STATED GOAL >>
Find every line in the records below that holds the word "Edit", and copy it out.

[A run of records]

┌──

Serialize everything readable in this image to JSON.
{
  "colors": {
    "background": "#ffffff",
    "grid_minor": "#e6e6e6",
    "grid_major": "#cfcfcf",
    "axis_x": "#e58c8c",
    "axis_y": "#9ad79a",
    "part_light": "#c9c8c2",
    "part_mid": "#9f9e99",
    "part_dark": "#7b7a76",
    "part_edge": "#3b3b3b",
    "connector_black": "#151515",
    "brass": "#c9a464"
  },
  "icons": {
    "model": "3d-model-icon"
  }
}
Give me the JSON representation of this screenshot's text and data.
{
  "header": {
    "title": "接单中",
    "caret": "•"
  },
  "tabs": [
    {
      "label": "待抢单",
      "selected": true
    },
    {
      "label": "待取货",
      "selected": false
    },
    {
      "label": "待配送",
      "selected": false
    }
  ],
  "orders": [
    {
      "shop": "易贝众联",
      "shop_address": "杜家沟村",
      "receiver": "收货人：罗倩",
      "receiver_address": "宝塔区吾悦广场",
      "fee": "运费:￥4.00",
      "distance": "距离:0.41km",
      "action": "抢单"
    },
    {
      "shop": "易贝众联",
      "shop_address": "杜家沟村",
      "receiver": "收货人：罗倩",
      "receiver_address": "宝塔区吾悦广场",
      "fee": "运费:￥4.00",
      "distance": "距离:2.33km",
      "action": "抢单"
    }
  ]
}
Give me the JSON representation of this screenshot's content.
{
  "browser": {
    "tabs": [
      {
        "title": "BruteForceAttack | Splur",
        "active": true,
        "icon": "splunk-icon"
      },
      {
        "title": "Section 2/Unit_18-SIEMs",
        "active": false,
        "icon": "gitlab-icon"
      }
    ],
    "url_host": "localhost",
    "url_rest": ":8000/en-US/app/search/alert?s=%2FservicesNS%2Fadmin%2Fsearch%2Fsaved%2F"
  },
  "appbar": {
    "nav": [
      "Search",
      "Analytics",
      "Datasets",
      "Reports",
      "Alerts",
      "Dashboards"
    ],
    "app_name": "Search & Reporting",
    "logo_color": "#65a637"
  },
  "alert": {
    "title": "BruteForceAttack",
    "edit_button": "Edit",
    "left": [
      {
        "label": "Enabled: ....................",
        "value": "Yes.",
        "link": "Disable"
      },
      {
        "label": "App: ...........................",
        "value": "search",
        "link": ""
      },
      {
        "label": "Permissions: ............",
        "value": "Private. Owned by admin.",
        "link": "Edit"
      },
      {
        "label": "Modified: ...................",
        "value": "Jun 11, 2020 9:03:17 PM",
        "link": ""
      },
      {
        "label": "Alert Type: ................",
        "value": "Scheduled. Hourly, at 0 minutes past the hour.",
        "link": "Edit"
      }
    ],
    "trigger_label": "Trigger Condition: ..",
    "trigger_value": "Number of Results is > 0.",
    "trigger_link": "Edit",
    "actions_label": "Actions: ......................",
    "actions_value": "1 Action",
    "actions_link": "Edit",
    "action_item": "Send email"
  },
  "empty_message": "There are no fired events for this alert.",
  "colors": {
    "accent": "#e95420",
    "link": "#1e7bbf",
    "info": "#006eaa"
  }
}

└──

RESPONSE BELOW >>
    "edit_button": "Edit",
        "link": "Edit"
        "link": "Edit"
    "trigger_link": "Edit",
    "actions_link": "Edit",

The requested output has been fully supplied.